= EXERCISE =
Write out the material exactly, without any of its pictures.

________________

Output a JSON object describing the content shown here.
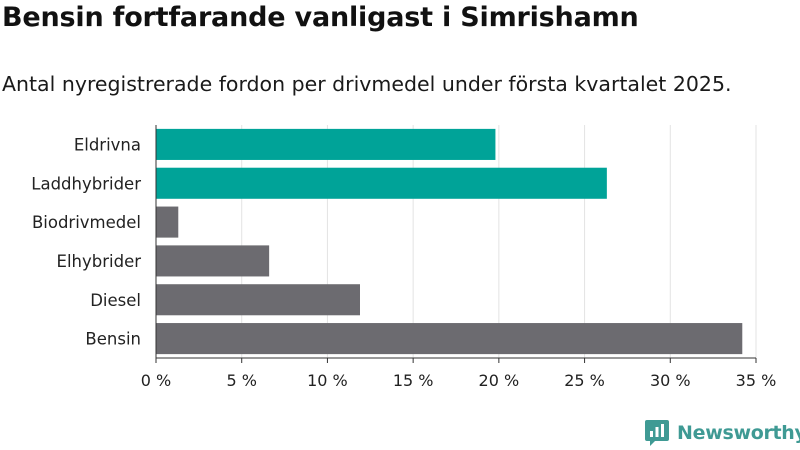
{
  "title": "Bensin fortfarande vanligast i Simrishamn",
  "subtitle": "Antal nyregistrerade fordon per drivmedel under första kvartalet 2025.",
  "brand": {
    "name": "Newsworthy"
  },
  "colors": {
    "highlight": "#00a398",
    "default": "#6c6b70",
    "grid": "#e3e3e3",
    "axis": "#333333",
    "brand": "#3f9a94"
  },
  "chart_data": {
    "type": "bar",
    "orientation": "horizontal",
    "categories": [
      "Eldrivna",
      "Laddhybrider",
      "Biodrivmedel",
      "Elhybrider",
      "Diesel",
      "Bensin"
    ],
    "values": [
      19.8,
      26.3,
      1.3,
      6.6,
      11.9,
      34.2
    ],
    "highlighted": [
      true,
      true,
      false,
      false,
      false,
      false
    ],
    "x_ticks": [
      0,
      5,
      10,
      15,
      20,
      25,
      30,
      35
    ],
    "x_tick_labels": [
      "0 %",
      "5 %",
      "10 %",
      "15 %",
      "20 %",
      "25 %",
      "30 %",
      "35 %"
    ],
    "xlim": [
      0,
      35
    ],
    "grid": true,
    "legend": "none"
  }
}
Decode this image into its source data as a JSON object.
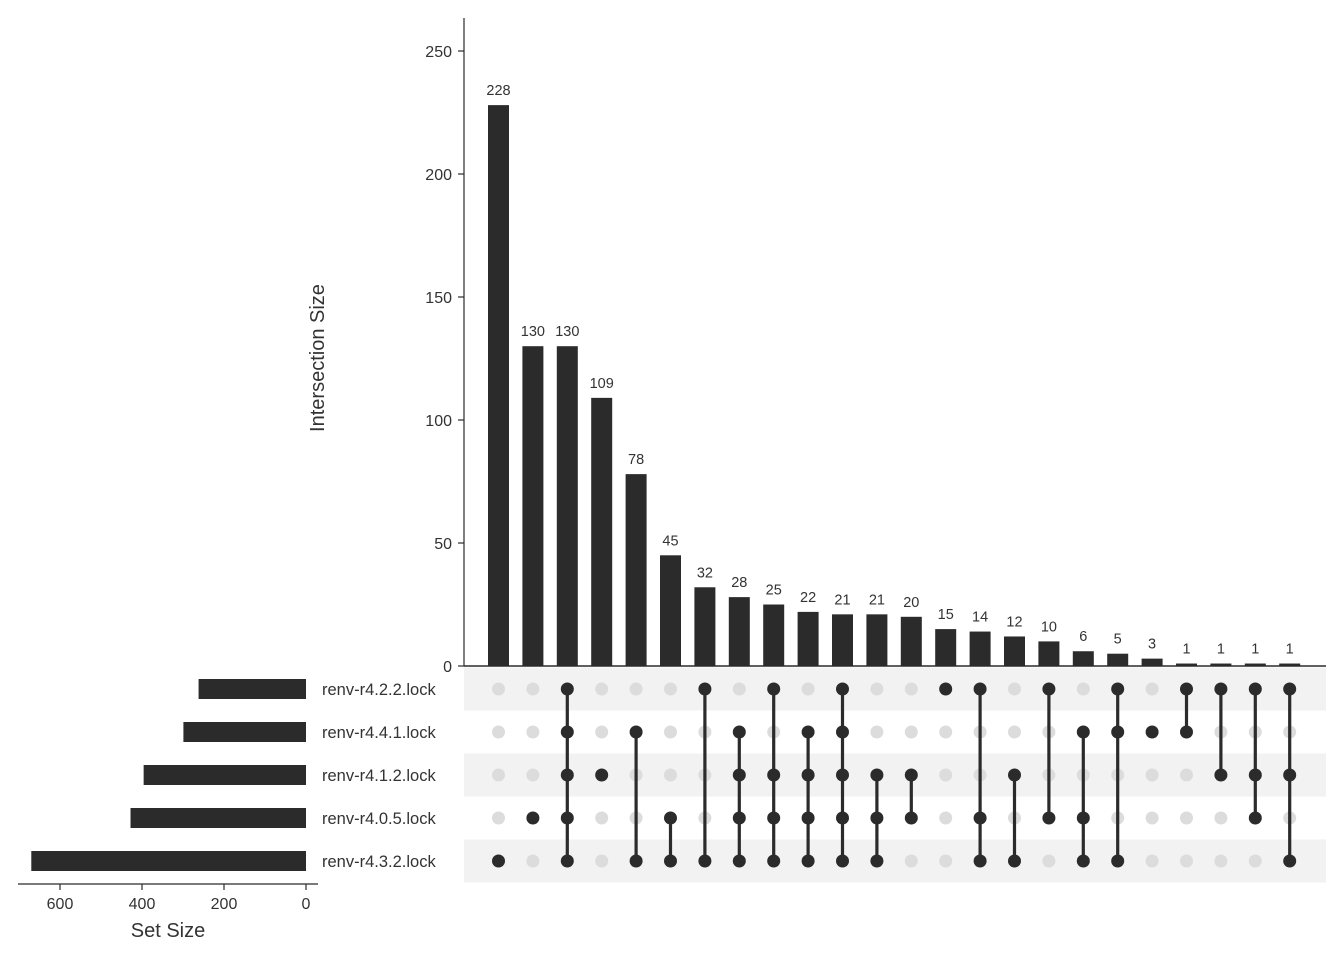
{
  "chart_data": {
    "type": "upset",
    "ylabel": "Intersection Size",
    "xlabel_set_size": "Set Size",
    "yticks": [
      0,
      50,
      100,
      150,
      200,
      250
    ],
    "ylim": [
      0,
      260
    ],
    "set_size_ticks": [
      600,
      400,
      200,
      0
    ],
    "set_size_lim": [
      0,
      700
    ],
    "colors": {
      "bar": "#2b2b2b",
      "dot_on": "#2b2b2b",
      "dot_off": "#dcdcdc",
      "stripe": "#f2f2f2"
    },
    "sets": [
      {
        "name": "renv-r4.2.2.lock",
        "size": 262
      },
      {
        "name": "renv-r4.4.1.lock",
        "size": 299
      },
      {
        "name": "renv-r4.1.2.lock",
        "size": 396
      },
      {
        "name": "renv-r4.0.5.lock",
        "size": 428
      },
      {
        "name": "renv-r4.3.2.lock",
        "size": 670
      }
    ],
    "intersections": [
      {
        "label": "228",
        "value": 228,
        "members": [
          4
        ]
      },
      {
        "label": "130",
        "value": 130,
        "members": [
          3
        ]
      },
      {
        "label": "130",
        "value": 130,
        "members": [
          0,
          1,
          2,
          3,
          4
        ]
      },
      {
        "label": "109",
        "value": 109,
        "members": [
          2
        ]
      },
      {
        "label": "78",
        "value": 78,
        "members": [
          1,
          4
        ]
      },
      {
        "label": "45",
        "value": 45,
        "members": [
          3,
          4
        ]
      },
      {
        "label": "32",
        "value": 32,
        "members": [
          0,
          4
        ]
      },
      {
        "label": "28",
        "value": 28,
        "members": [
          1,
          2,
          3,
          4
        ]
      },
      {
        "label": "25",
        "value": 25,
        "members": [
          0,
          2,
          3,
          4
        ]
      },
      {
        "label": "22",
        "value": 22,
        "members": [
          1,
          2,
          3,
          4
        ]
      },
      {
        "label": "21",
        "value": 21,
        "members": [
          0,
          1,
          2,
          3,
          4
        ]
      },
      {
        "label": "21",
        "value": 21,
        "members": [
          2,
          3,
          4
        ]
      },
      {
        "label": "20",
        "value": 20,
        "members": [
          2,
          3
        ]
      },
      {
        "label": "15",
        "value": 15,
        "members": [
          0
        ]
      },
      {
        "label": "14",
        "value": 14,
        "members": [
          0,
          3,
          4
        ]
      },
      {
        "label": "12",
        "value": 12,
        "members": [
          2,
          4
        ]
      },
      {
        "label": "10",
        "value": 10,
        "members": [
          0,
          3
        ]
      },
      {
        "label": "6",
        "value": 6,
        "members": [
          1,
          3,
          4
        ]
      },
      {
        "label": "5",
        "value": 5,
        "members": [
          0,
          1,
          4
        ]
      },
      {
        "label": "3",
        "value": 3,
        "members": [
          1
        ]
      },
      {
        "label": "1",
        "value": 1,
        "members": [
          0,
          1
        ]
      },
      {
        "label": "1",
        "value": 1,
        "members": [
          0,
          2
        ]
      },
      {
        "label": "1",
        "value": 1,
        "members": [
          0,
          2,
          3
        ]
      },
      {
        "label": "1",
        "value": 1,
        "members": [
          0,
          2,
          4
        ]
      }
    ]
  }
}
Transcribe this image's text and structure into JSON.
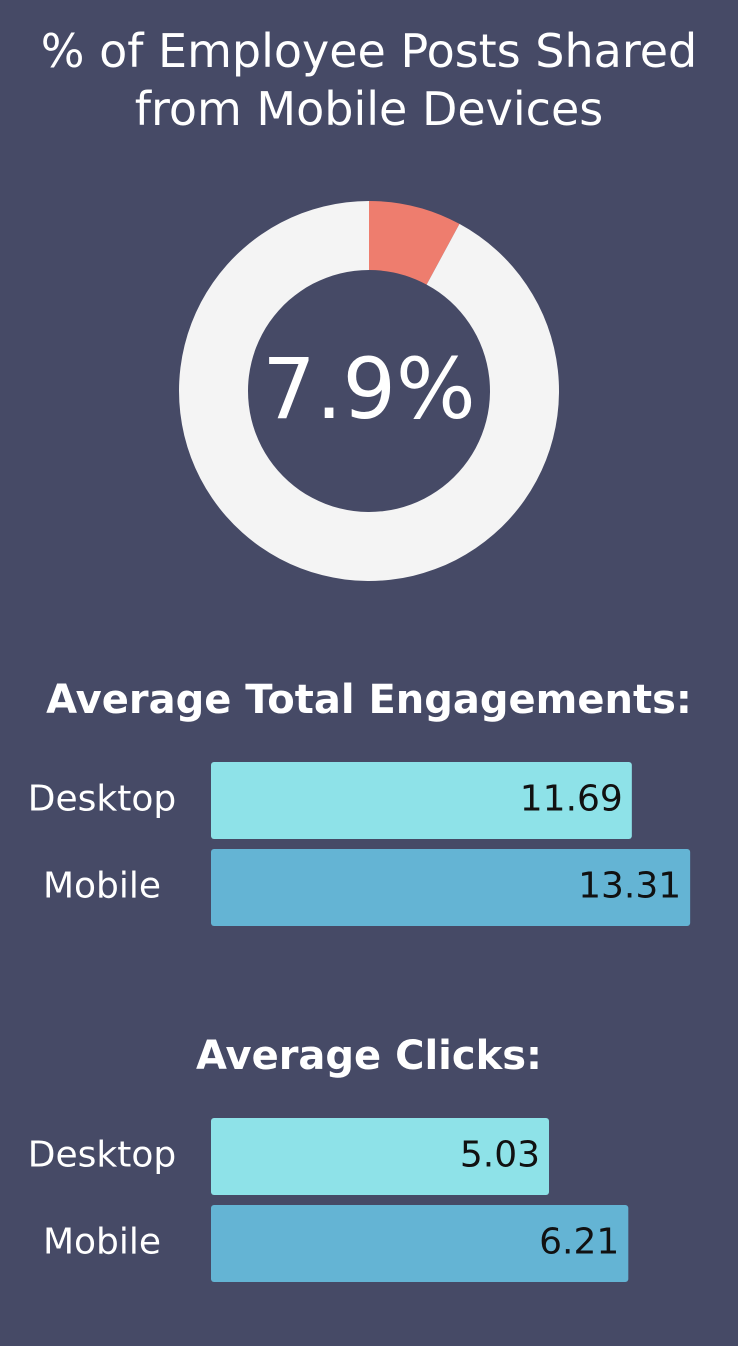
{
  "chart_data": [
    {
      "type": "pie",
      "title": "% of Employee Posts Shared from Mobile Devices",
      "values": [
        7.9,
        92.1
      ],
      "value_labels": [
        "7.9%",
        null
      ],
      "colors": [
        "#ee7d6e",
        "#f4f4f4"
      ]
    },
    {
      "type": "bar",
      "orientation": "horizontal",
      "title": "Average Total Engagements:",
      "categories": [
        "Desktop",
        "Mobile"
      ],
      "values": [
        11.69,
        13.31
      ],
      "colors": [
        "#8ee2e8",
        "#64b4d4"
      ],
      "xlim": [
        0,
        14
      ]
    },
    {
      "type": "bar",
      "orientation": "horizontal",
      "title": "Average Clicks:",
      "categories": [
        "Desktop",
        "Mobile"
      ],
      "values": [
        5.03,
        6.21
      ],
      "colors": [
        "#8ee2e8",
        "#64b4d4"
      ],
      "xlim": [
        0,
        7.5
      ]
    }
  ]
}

________________

= FINAL ANSWER =
Output a JSON object describing the content shown here.
{
  "title": "Bensin fortfarande vanligast i Simrishamn",
  "subtitle": "Antal nyregistrerade fordon per drivmedel under första kvartalet 2025.",
  "brand": {
    "name": "Newsworthy"
  },
  "colors": {
    "highlight": "#00a398",
    "default": "#6c6b70",
    "grid": "#e3e3e3",
    "axis": "#333333",
    "brand": "#3f9a94"
  },
  "chart_data": {
    "type": "bar",
    "orientation": "horizontal",
    "categories": [
      "Eldrivna",
      "Laddhybrider",
      "Biodrivmedel",
      "Elhybrider",
      "Diesel",
      "Bensin"
    ],
    "values": [
      19.8,
      26.3,
      1.3,
      6.6,
      11.9,
      34.2
    ],
    "highlighted": [
      true,
      true,
      false,
      false,
      false,
      false
    ],
    "x_ticks": [
      0,
      5,
      10,
      15,
      20,
      25,
      30,
      35
    ],
    "x_tick_labels": [
      "0 %",
      "5 %",
      "10 %",
      "15 %",
      "20 %",
      "25 %",
      "30 %",
      "35 %"
    ],
    "xlim": [
      0,
      35
    ],
    "grid": true,
    "legend": "none"
  }
}
Decode this image into its source data as a JSON object.
{
  "chart_data": {
    "type": "upset",
    "ylabel": "Intersection Size",
    "xlabel_set_size": "Set Size",
    "yticks": [
      0,
      50,
      100,
      150,
      200,
      250
    ],
    "ylim": [
      0,
      260
    ],
    "set_size_ticks": [
      600,
      400,
      200,
      0
    ],
    "set_size_lim": [
      0,
      700
    ],
    "colors": {
      "bar": "#2b2b2b",
      "dot_on": "#2b2b2b",
      "dot_off": "#dcdcdc",
      "stripe": "#f2f2f2"
    },
    "sets": [
      {
        "name": "renv-r4.2.2.lock",
        "size": 262
      },
      {
        "name": "renv-r4.4.1.lock",
        "size": 299
      },
      {
        "name": "renv-r4.1.2.lock",
        "size": 396
      },
      {
        "name": "renv-r4.0.5.lock",
        "size": 428
      },
      {
        "name": "renv-r4.3.2.lock",
        "size": 670
      }
    ],
    "intersections": [
      {
        "label": "228",
        "value": 228,
        "members": [
          4
        ]
      },
      {
        "label": "130",
        "value": 130,
        "members": [
          3
        ]
      },
      {
        "label": "130",
        "value": 130,
        "members": [
          0,
          1,
          2,
          3,
          4
        ]
      },
      {
        "label": "109",
        "value": 109,
        "members": [
          2
        ]
      },
      {
        "label": "78",
        "value": 78,
        "members": [
          1,
          4
        ]
      },
      {
        "label": "45",
        "value": 45,
        "members": [
          3,
          4
        ]
      },
      {
        "label": "32",
        "value": 32,
        "members": [
          0,
          4
        ]
      },
      {
        "label": "28",
        "value": 28,
        "members": [
          1,
          2,
          3,
          4
        ]
      },
      {
        "label": "25",
        "value": 25,
        "members": [
          0,
          2,
          3,
          4
        ]
      },
      {
        "label": "22",
        "value": 22,
        "members": [
          1,
          2,
          3,
          4
        ]
      },
      {
        "label": "21",
        "value": 21,
        "members": [
          0,
          1,
          2,
          3,
          4
        ]
      },
      {
        "label": "21",
        "value": 21,
        "members": [
          2,
          3,
          4
        ]
      },
      {
        "label": "20",
        "value": 20,
        "members": [
          2,
          3
        ]
      },
      {
        "label": "15",
        "value": 15,
        "members": [
          0
        ]
      },
      {
        "label": "14",
        "value": 14,
        "members": [
          0,
          3,
          4
        ]
      },
      {
        "label": "12",
        "value": 12,
        "members": [
          2,
          4
        ]
      },
      {
        "label": "10",
        "value": 10,
        "members": [
          0,
          3
        ]
      },
      {
        "label": "6",
        "value": 6,
        "members": [
          1,
          3,
          4
        ]
      },
      {
        "label": "5",
        "value": 5,
        "members": [
          0,
          1,
          4
        ]
      },
      {
        "label": "3",
        "value": 3,
        "members": [
          1
        ]
      },
      {
        "label": "1",
        "value": 1,
        "members": [
          0,
          1
        ]
      },
      {
        "label": "1",
        "value": 1,
        "members": [
          0,
          2
        ]
      },
      {
        "label": "1",
        "value": 1,
        "members": [
          0,
          2,
          3
        ]
      },
      {
        "label": "1",
        "value": 1,
        "members": [
          0,
          2,
          4
        ]
      }
    ]
  }
}
Transcribe this image's text and structure into JSON.
{
  "chart_data": [
    {
      "type": "pie",
      "title": "% of Employee Posts Shared from Mobile Devices",
      "values": [
        7.9,
        92.1
      ],
      "value_labels": [
        "7.9%",
        null
      ],
      "colors": [
        "#ee7d6e",
        "#f4f4f4"
      ]
    },
    {
      "type": "bar",
      "orientation": "horizontal",
      "title": "Average Total Engagements:",
      "categories": [
        "Desktop",
        "Mobile"
      ],
      "values": [
        11.69,
        13.31
      ],
      "colors": [
        "#8ee2e8",
        "#64b4d4"
      ],
      "xlim": [
        0,
        14
      ]
    },
    {
      "type": "bar",
      "orientation": "horizontal",
      "title": "Average Clicks:",
      "categories": [
        "Desktop",
        "Mobile"
      ],
      "values": [
        5.03,
        6.21
      ],
      "colors": [
        "#8ee2e8",
        "#64b4d4"
      ],
      "xlim": [
        0,
        7.5
      ]
    }
  ]
}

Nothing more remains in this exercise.